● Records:
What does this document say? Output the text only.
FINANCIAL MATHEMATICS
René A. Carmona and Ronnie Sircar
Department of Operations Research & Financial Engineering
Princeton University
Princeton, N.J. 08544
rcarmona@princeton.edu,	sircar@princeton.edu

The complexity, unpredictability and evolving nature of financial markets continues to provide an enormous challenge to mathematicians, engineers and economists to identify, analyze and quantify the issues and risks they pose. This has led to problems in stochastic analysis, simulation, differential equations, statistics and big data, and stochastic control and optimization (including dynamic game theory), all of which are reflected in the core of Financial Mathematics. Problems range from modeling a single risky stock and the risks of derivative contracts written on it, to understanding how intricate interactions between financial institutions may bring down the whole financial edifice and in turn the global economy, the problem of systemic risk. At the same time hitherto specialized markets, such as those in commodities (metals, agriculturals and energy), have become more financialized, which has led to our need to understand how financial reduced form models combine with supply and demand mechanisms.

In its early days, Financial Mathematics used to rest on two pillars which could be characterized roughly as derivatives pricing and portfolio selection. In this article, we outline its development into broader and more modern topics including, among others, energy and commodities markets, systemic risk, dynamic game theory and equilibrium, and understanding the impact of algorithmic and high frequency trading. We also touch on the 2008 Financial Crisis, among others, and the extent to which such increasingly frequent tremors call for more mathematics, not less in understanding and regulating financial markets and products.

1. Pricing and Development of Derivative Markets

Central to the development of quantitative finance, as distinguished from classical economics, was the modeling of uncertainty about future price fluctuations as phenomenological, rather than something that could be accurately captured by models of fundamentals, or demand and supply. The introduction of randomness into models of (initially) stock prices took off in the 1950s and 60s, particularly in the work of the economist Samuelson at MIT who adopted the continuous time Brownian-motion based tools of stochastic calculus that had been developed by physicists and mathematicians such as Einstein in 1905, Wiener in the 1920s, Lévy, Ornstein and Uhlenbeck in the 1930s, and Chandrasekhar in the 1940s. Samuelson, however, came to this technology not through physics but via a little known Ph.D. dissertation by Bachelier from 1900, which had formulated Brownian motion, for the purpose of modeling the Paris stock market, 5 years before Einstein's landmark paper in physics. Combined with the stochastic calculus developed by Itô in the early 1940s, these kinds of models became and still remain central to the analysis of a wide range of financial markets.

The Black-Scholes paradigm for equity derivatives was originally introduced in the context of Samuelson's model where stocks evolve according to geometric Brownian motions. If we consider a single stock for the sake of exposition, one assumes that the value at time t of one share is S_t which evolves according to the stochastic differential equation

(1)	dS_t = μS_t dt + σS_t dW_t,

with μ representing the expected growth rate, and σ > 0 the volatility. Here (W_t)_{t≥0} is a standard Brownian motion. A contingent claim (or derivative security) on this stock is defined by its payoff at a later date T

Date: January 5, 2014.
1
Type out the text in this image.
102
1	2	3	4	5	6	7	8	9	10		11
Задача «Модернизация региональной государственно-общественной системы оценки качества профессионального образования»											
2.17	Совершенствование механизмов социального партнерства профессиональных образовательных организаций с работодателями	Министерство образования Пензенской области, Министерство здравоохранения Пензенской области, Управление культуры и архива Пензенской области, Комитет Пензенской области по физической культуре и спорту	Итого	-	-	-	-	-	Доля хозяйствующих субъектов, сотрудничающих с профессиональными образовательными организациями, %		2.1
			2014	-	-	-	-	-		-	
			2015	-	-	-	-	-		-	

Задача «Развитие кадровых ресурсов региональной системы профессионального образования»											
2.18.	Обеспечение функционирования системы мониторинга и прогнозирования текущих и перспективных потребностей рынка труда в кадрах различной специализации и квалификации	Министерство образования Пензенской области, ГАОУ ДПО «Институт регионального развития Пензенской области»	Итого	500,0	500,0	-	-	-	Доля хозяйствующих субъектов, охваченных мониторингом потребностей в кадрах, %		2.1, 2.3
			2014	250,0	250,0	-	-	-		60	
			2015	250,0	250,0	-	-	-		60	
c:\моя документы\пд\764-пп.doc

● What is needed: Repeat the listing in full, keeping every line exactly as it is.

● Solution to the exercise:
What does this document say? Output the text only.
FINANCIAL MATHEMATICS
René A. Carmona and Ronnie Sircar
Department of Operations Research & Financial Engineering
Princeton University
Princeton, N.J. 08544
rcarmona@princeton.edu,	sircar@princeton.edu

The complexity, unpredictability and evolving nature of financial markets continues to provide an enormous challenge to mathematicians, engineers and economists to identify, analyze and quantify the issues and risks they pose. This has led to problems in stochastic analysis, simulation, differential equations, statistics and big data, and stochastic control and optimization (including dynamic game theory), all of which are reflected in the core of Financial Mathematics. Problems range from modeling a single risky stock and the risks of derivative contracts written on it, to understanding how intricate interactions between financial institutions may bring down the whole financial edifice and in turn the global economy, the problem of systemic risk. At the same time hitherto specialized markets, such as those in commodities (metals, agriculturals and energy), have become more financialized, which has led to our need to understand how financial reduced form models combine with supply and demand mechanisms.

In its early days, Financial Mathematics used to rest on two pillars which could be characterized roughly as derivatives pricing and portfolio selection. In this article, we outline its development into broader and more modern topics including, among others, energy and commodities markets, systemic risk, dynamic game theory and equilibrium, and understanding the impact of algorithmic and high frequency trading. We also touch on the 2008 Financial Crisis, among others, and the extent to which such increasingly frequent tremors call for more mathematics, not less in understanding and regulating financial markets and products.

1. Pricing and Development of Derivative Markets

Central to the development of quantitative finance, as distinguished from classical economics, was the modeling of uncertainty about future price fluctuations as phenomenological, rather than something that could be accurately captured by models of fundamentals, or demand and supply. The introduction of randomness into models of (initially) stock prices took off in the 1950s and 60s, particularly in the work of the economist Samuelson at MIT who adopted the continuous time Brownian-motion based tools of stochastic calculus that had been developed by physicists and mathematicians such as Einstein in 1905, Wiener in the 1920s, Lévy, Ornstein and Uhlenbeck in the 1930s, and Chandrasekhar in the 1940s. Samuelson, however, came to this technology not through physics but via a little known Ph.D. dissertation by Bachelier from 1900, which had formulated Brownian motion, for the purpose of modeling the Paris stock market, 5 years before Einstein's landmark paper in physics. Combined with the stochastic calculus developed by Itô in the early 1940s, these kinds of models became and still remain central to the analysis of a wide range of financial markets.

The Black-Scholes paradigm for equity derivatives was originally introduced in the context of Samuelson's model where stocks evolve according to geometric Brownian motions. If we consider a single stock for the sake of exposition, one assumes that the value at time t of one share is S_t which evolves according to the stochastic differential equation

(1)	dS_t = μS_t dt + σS_t dW_t,

with μ representing the expected growth rate, and σ > 0 the volatility. Here (W_t)_{t≥0} is a standard Brownian motion. A contingent claim (or derivative security) on this stock is defined by its payoff at a later date T

Date: January 5, 2014.
1
Type out the text in this image.
102
1	2	3	4	5	6	7	8	9	10		11
Задача «Модернизация региональной государственно-общественной системы оценки качества профессионального образования»											
2.17	Совершенствование механизмов социального партнерства профессиональных образовательных организаций с работодателями	Министерство образования Пензенской области, Министерство здравоохранения Пензенской области, Управление культуры и архива Пензенской области, Комитет Пензенской области по физической культуре и спорту	Итого	-	-	-	-	-	Доля хозяйствующих субъектов, сотрудничающих с профессиональными образовательными организациями, %		2.1
			2014	-	-	-	-	-		-	
			2015	-	-	-	-	-		-	

Задача «Развитие кадровых ресурсов региональной системы профессионального образования»											
2.18.	Обеспечение функционирования системы мониторинга и прогнозирования текущих и перспективных потребностей рынка труда в кадрах различной специализации и квалификации	Министерство образования Пензенской области, ГАОУ ДПО «Институт регионального развития Пензенской области»	Итого	500,0	500,0	-	-	-	Доля хозяйствующих субъектов, охваченных мониторингом потребностей в кадрах, %		2.1, 2.3
			2014	250,0	250,0	-	-	-		60	
			2015	250,0	250,0	-	-	-		60	
c:\моя документы\пд\764-пп.doc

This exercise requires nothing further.